Mise en contexte
J’ai déjà affirmé publiquement, et ce, à plusieurs reprises, pourquoi à titre de membre du tribunal administratif X j’aurais été réticent (quel pâle euphémisme) à entendre le témoignage d’une femme portant le voile intégral.
J’avais expliqué qu’il n’est pas facile de jauger la crédibilité d’un témoin dont il est impossible de voir l’expression du visage, tels notamment la surprise, l’indignation ou la terreur. Un « juge » – l’expression est utilisée ici dans son sens large – peut difficilement apprécier la crédibilité d’un témoin qui témoigne en mode « conférence téléphonique » ou qui témoigne derrière un voile intégral. La Cour suprême confirme que cette réticence n’a rien d’un caprice, ni ne tient encore moins d’un sentiment islamophobe; c’est tout simplement une question d’administration de la preuve. Mais… si la Cour réaffirme ce principe, elle n’en brasse pas moins la cage des tribunaux inférieurs et précise leur obligation de soupeser (et donc d’expliquer dans le cadre de leur décision écrite!) les avantages et les inconvénients de leur refus – ou de leur acceptation – sur l’administration de la justice qu’ils sont chargés de rendre.
Comme le rappelle la Cour suprême, les juges des tribunaux d’appel n’entendent ni ne voient les témoignages; ils n’en lisent que la transcription, ce qui ne leur permet pas d’en évaluer la crédibilité avec tous les outils dont dispose le juge qui préside le procès. C’est d’ailleurs pourquoi les tribunaux d’appel refusent systématiquement de substituer leur opinion sur les faits de la cause à l’opinion du juge de première instance, qui lui, a pu voir et entendre, mesurer les hésitations des témoins, leur comportement, et, le cas échéant, leur regard fuyant ou les gestes de nervosité qui peuvent souvent trahir le mensonge.
Il en est ainsi partout où il existe un système judiciaire digne de ce nom. Voyons plutôt ce qu’en a dit la Cour suprême du Canada ce 20 décembre:
[23] Au cours des dernières années, le législateur et la Cour [ndlr: la Cour Suprême] ont confirmé la présomption de common law selon laquelle l’accusé, le juge et le jury devraient être en mesure de voir le visage du témoin lors de son témoignage. […] Le Code criminel prévoit expressément que, avant d’autoriser un témoin à déposer à l’aide d’un dispositif de retransmission de la voix [lire ici: conférence téléphonique], le juge tient compte du « risque d’effet préjudiciable à une partie en raison de l’impossibilité de le voir » : al. 714.3d) et 714.4b). Cela aussi donne à penser que le défaut de voir le visage du témoin lors de son témoignage peut limiter l’équité du procès.

__TÂCHES À EFFECTUER__:
1 – Énumérez ce que, selon le texte, le juge de première instance a pu mesurer chez les témoins, contrairement aux juges des tribunaux d'appel.
2 – Répondez brièvement à ces questions sur le texte.
(a) À quelle date la Cour suprême du Canada s'est-elle prononcée ?
(b) Que lisent les juges des tribunaux d'appel au lieu d'entendre les témoignages ?
(c) Quels alinéas du Code criminel sont cités ?
Les lignes n'ont aucun lien avec le texte.

__DONNÉES FOURNIES__:
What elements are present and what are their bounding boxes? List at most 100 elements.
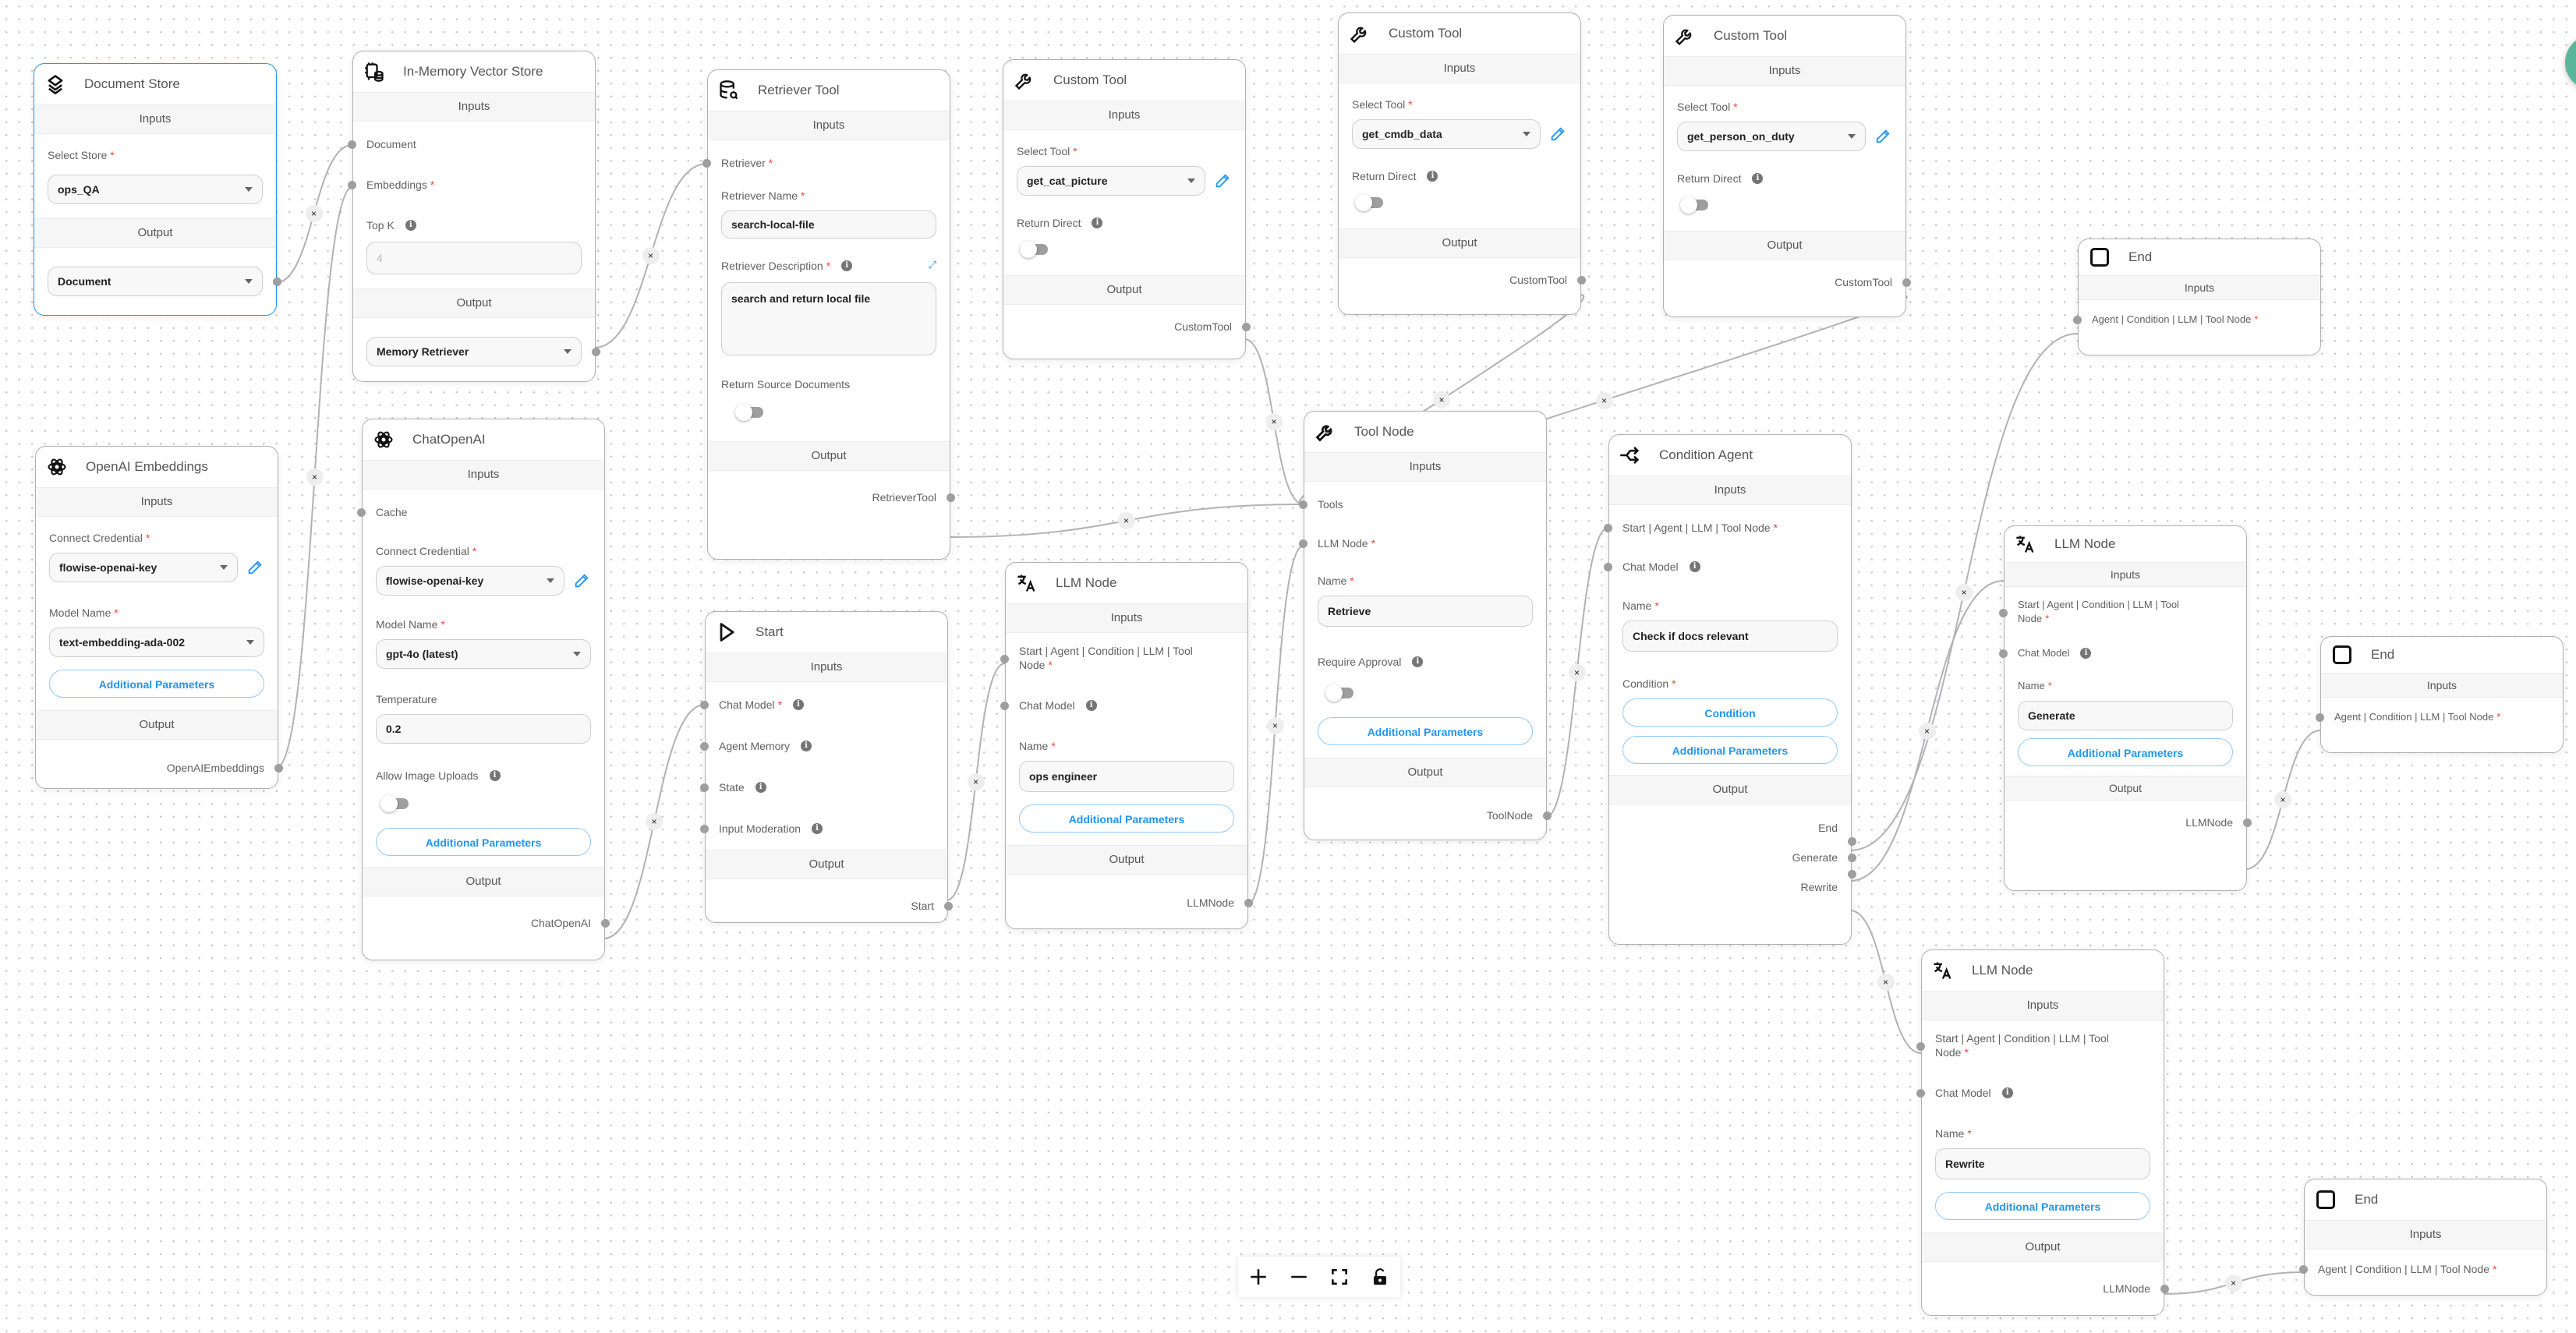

__RÉPONSES PAR TÂCHE__:
1 –
- les hésitations des témoins
- leur comportement
- leur regard fuyant
- les gestes de nervosité

2 –
(a) Le 20 décembre.
(b) La transcription des témoignages.
(c) Les alinéas 714.3d) et 714.4b).